[START RAW DATA]

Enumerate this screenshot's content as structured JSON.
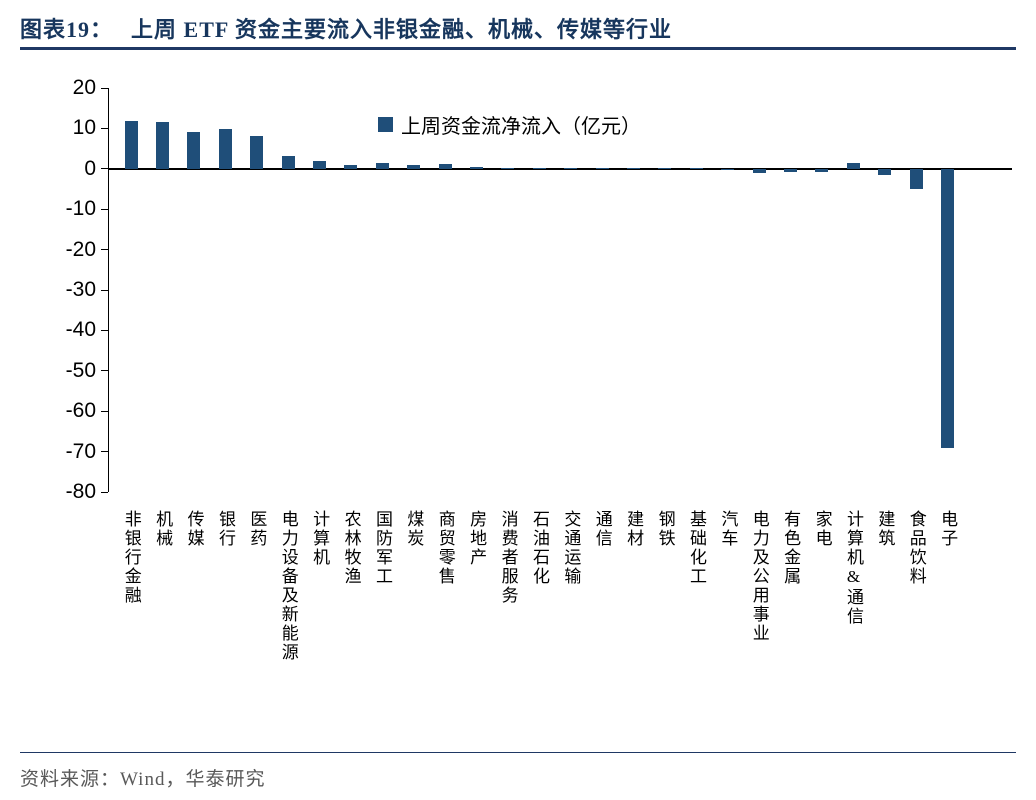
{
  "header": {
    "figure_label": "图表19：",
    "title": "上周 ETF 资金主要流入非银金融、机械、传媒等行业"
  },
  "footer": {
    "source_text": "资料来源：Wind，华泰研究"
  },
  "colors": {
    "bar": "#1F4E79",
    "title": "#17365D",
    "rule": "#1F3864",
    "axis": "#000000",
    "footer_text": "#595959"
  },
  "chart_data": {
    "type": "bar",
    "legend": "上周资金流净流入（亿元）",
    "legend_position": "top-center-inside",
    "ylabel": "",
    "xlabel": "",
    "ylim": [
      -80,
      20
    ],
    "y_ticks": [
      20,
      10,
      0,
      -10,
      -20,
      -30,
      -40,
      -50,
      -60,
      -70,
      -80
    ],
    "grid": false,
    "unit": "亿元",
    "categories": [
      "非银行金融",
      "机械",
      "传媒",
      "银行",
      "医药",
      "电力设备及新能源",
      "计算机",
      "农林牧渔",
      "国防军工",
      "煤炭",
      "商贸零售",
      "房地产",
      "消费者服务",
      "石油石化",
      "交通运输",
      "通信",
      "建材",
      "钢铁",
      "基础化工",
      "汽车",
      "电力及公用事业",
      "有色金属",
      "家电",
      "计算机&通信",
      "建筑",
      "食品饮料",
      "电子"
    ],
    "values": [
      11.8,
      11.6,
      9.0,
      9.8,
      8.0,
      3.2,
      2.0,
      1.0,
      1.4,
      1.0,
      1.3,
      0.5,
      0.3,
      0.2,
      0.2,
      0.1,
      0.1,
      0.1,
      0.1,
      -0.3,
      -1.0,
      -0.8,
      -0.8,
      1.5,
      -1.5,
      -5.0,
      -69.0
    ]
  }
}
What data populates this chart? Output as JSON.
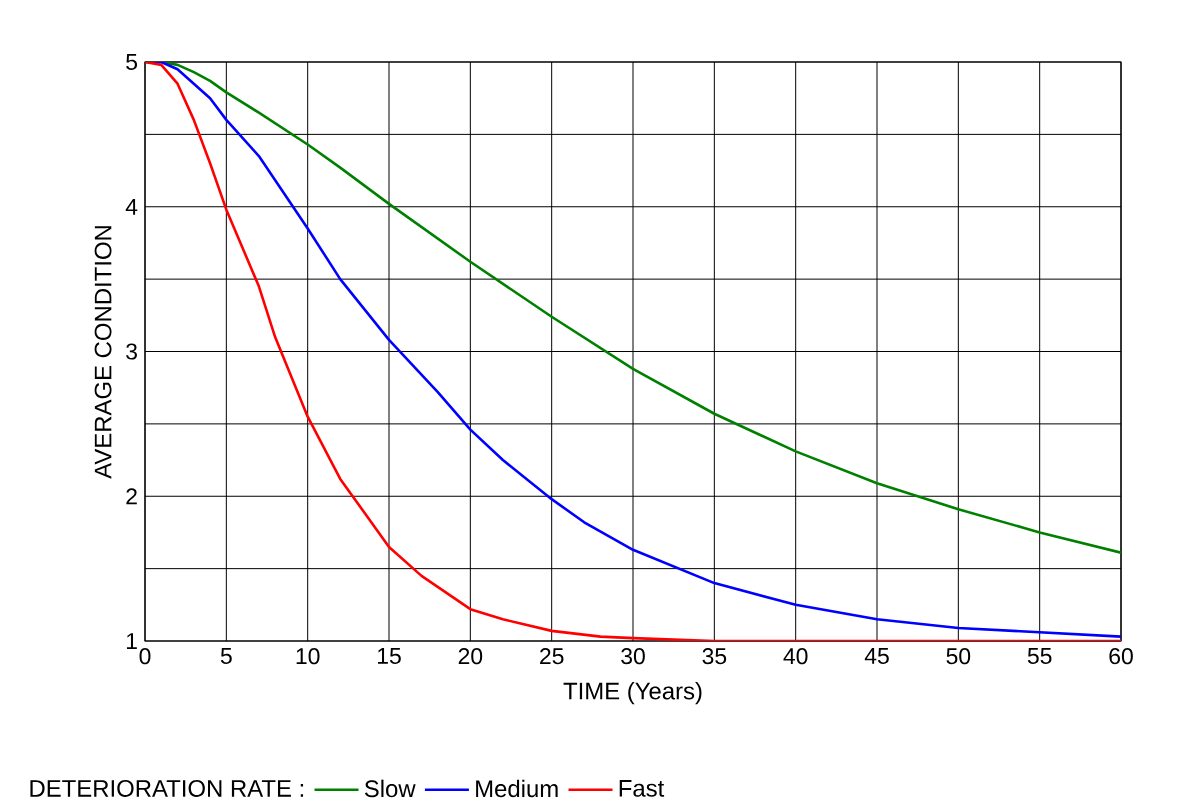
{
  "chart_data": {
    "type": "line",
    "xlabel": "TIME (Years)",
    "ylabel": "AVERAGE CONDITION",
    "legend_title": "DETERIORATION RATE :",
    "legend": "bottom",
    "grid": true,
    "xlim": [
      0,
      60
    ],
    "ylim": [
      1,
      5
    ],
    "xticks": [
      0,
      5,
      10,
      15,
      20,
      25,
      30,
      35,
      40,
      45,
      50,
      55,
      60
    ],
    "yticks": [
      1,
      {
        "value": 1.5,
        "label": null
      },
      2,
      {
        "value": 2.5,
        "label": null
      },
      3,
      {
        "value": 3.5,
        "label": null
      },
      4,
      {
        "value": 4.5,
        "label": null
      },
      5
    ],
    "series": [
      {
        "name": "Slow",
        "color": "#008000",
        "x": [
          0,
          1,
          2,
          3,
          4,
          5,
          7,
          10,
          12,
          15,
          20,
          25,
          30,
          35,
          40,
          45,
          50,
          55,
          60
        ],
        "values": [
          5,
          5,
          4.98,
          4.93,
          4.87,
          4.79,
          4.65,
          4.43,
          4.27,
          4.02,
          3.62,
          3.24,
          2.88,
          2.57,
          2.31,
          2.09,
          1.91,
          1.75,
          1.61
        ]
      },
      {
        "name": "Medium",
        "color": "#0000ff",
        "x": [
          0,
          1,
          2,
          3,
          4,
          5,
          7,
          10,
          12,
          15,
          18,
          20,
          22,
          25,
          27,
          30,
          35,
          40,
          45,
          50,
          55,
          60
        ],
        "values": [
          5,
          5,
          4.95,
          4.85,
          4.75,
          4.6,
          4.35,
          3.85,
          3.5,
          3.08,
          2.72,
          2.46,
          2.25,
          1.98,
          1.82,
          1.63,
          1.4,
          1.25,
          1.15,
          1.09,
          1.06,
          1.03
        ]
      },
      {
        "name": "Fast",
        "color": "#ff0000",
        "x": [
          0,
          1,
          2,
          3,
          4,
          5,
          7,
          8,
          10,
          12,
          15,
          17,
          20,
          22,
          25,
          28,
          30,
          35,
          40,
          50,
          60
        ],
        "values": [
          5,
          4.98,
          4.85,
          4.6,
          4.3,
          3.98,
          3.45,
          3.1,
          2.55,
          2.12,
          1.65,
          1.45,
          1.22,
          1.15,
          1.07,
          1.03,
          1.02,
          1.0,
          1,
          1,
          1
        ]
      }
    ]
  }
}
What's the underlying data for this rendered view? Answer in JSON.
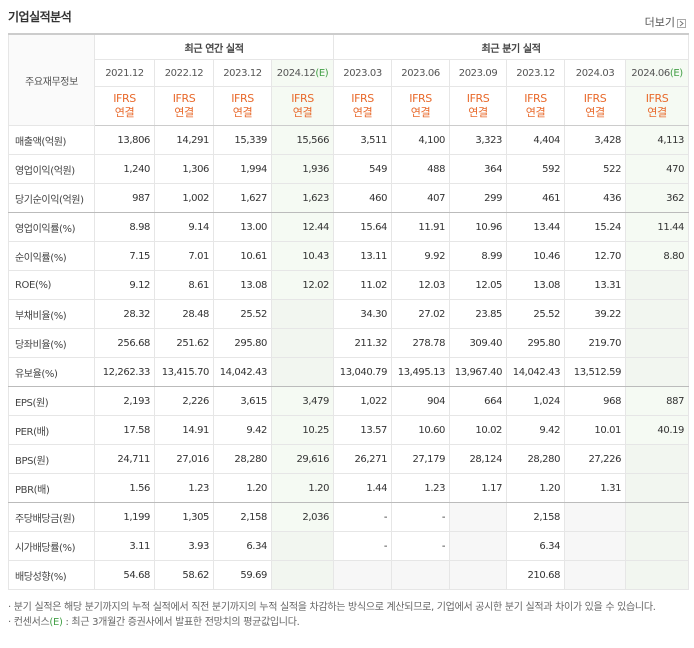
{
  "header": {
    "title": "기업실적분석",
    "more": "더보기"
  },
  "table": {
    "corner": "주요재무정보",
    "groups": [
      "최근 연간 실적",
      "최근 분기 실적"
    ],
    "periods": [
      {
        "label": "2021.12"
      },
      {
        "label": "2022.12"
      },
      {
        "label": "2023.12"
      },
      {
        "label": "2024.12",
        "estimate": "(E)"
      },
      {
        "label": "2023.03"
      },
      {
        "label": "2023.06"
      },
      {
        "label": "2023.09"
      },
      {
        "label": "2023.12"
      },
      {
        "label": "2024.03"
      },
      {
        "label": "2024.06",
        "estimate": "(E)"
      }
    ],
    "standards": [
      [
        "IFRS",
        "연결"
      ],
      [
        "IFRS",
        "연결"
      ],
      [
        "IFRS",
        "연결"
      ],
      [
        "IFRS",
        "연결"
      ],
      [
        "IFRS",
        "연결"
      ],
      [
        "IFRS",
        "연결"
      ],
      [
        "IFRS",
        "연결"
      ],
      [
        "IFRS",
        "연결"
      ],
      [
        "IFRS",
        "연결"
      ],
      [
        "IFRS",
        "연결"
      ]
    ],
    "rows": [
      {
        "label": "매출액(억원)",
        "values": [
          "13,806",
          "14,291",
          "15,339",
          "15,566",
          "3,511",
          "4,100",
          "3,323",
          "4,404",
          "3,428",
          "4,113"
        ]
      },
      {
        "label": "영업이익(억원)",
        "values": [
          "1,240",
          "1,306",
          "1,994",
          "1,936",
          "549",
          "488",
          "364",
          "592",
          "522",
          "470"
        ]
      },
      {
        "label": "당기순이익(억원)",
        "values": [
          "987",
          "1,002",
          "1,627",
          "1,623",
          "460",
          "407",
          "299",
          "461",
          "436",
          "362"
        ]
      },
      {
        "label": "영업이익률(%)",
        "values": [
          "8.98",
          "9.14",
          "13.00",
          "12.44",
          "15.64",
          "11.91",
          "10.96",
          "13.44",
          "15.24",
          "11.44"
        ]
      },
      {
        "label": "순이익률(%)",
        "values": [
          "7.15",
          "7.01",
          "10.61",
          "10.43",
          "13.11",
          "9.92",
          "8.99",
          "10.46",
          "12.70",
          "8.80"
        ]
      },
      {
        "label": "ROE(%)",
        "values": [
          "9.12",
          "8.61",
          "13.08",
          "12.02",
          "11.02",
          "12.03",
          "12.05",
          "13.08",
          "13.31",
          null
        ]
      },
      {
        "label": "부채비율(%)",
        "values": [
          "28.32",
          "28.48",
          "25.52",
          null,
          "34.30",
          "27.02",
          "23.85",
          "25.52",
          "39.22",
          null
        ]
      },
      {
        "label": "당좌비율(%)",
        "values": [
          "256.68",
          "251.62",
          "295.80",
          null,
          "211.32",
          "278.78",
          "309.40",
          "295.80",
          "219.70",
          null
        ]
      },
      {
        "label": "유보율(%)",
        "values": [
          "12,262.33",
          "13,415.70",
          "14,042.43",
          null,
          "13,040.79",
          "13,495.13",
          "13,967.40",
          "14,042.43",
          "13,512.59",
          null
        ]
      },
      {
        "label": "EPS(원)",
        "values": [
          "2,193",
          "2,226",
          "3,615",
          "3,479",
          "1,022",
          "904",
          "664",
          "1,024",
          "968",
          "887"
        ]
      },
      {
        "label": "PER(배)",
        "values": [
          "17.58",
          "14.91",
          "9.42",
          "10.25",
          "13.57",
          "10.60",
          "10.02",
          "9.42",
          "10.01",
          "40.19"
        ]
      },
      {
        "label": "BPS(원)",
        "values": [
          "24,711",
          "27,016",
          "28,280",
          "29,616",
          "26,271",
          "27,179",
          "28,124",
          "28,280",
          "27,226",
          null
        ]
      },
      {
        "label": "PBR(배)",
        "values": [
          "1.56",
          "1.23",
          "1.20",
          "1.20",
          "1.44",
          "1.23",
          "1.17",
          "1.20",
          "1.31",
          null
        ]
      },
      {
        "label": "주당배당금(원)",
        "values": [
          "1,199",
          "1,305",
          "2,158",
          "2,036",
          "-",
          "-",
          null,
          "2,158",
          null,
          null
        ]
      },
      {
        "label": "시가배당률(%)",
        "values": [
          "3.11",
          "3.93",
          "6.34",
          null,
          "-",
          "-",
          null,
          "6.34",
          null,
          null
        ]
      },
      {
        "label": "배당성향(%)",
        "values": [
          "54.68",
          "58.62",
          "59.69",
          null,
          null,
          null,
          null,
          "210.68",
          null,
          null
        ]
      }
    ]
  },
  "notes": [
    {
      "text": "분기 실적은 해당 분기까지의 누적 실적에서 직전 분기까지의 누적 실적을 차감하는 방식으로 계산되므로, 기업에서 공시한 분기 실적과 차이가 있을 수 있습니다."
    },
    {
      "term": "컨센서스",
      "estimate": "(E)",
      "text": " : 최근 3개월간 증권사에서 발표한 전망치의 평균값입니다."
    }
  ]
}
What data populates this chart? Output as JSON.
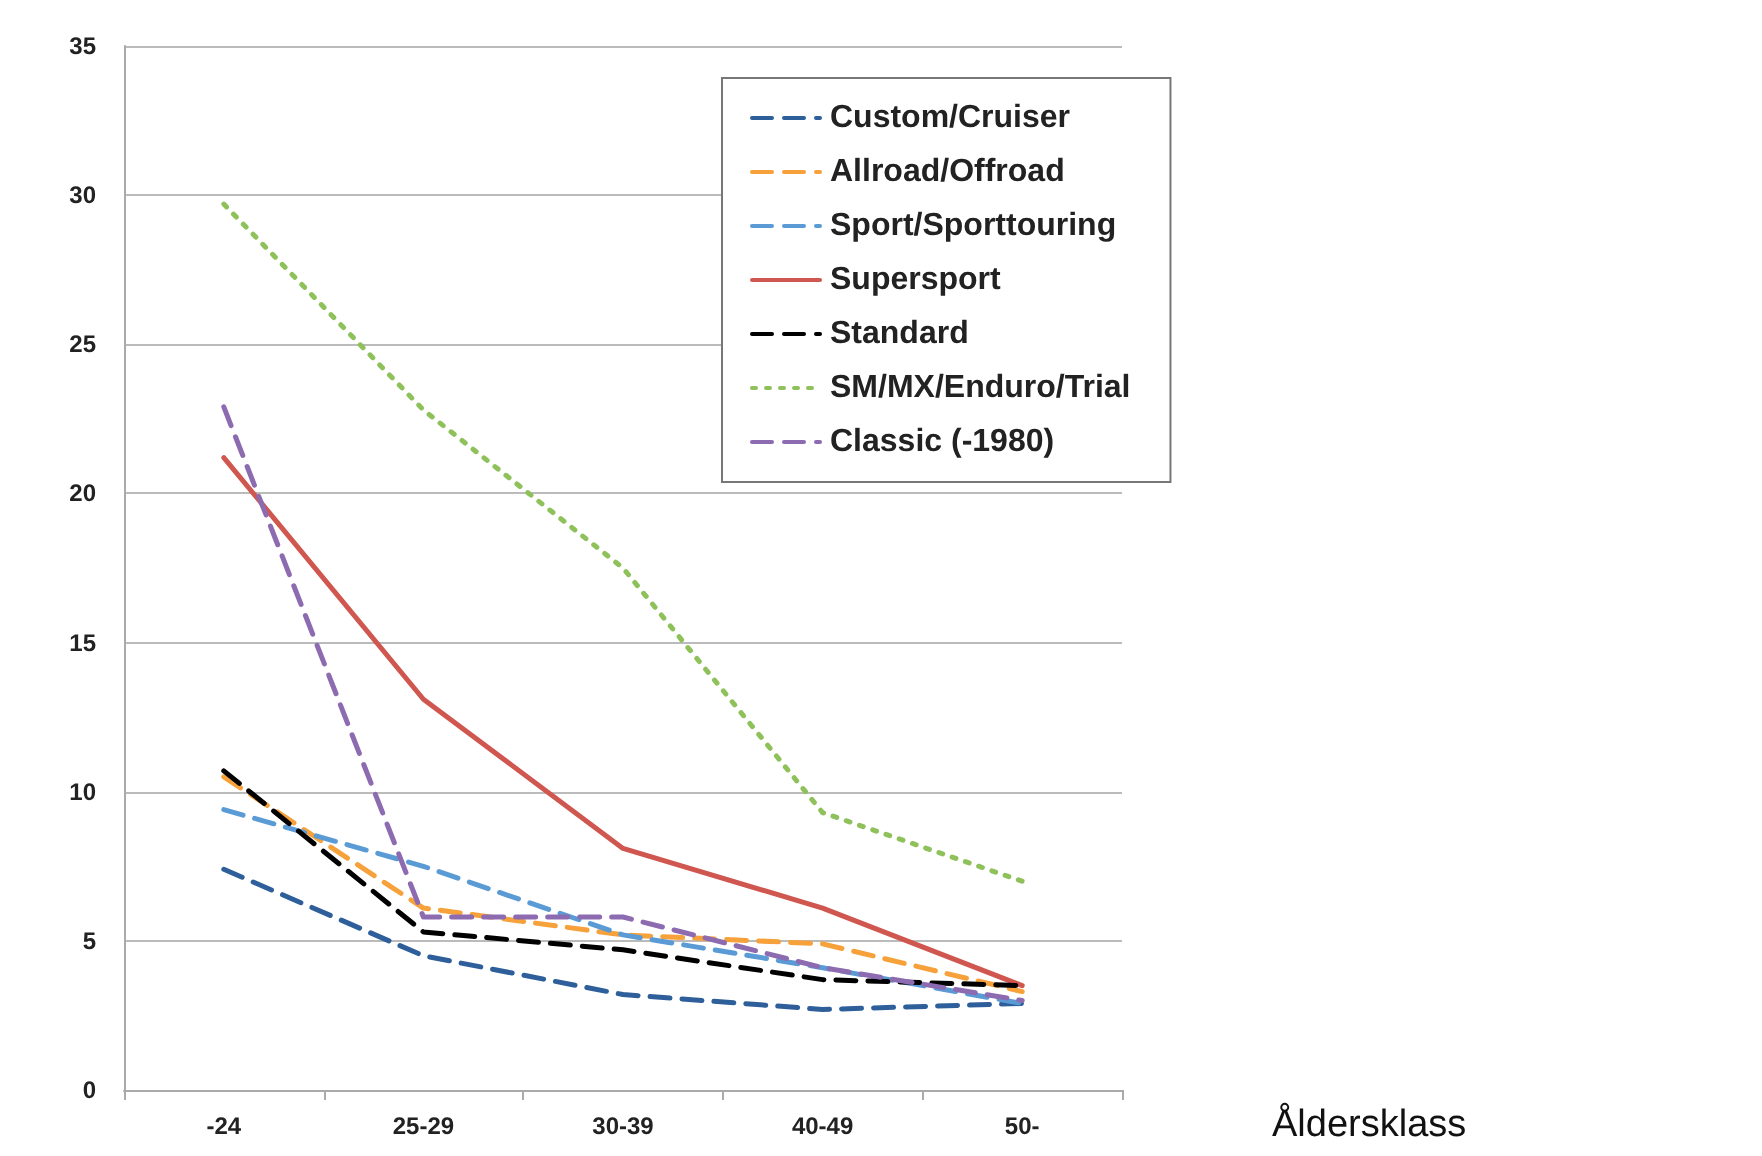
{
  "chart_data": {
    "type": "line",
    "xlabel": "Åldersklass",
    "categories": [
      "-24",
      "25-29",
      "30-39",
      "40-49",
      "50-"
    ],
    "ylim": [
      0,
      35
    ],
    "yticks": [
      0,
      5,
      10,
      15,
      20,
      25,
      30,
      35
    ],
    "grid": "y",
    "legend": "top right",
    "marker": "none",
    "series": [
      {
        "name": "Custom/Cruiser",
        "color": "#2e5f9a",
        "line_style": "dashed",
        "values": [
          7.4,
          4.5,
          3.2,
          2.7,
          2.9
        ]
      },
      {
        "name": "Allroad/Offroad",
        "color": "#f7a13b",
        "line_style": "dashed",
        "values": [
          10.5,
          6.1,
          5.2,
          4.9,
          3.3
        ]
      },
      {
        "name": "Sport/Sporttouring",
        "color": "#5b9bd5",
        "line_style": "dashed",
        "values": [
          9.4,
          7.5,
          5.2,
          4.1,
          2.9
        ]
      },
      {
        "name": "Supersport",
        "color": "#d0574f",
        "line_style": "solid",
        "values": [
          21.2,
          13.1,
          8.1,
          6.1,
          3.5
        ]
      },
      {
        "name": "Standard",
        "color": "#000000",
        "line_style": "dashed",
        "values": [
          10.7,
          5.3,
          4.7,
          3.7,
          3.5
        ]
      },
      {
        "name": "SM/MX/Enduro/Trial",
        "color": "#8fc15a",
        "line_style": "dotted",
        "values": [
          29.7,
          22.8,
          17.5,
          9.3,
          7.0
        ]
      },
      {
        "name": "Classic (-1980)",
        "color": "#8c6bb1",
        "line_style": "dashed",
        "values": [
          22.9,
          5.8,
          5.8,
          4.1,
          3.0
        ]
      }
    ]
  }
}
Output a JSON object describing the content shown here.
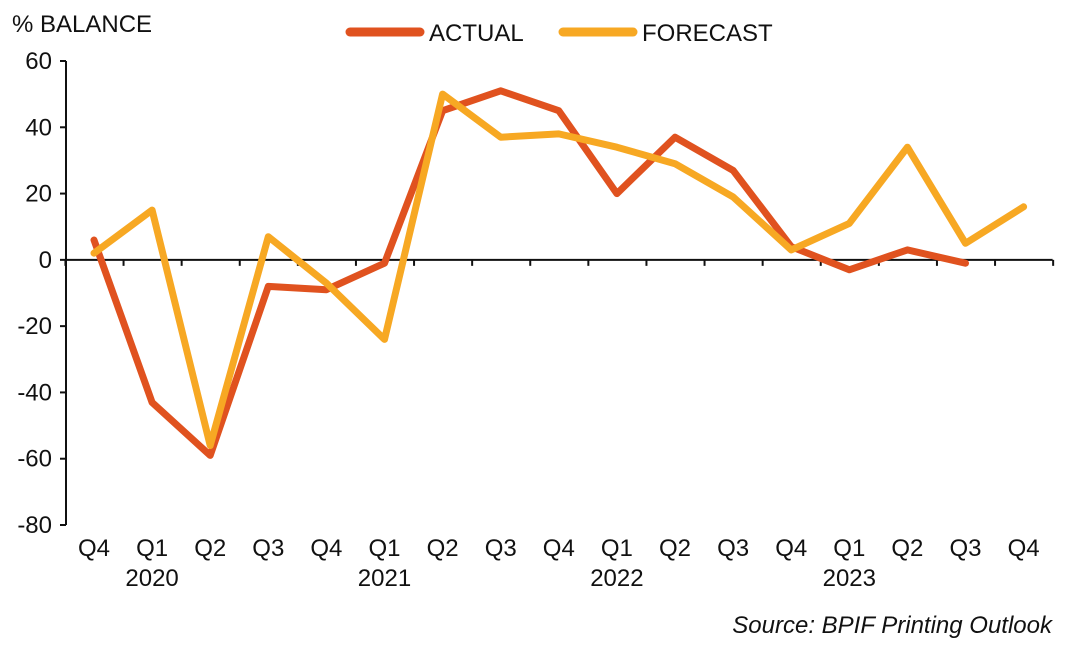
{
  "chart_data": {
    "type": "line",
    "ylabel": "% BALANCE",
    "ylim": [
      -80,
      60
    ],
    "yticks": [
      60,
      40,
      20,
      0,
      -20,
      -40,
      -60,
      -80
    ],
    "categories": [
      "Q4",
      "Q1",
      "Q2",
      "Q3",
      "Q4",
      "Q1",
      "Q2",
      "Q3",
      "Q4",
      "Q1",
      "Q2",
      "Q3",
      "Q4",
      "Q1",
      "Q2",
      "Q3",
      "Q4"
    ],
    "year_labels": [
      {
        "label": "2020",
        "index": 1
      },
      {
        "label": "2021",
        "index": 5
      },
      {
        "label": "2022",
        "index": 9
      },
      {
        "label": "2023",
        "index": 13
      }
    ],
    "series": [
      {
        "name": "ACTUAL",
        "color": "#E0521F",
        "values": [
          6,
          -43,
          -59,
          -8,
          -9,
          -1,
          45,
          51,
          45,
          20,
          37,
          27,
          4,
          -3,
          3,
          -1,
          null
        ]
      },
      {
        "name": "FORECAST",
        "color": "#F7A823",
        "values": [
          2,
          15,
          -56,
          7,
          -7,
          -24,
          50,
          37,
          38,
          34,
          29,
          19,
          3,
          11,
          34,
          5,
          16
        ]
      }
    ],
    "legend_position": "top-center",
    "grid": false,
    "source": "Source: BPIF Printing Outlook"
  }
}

[END RAW DATA]

_GOAL OF THE EXERCISE_
Your task is to pick out every line with the string "xlabel" and copy it.

_FULL RESPONSE_
    "xlabel": "",
    "xlabel": "TIME (Years)",
    "xlabel": "Åldersklass",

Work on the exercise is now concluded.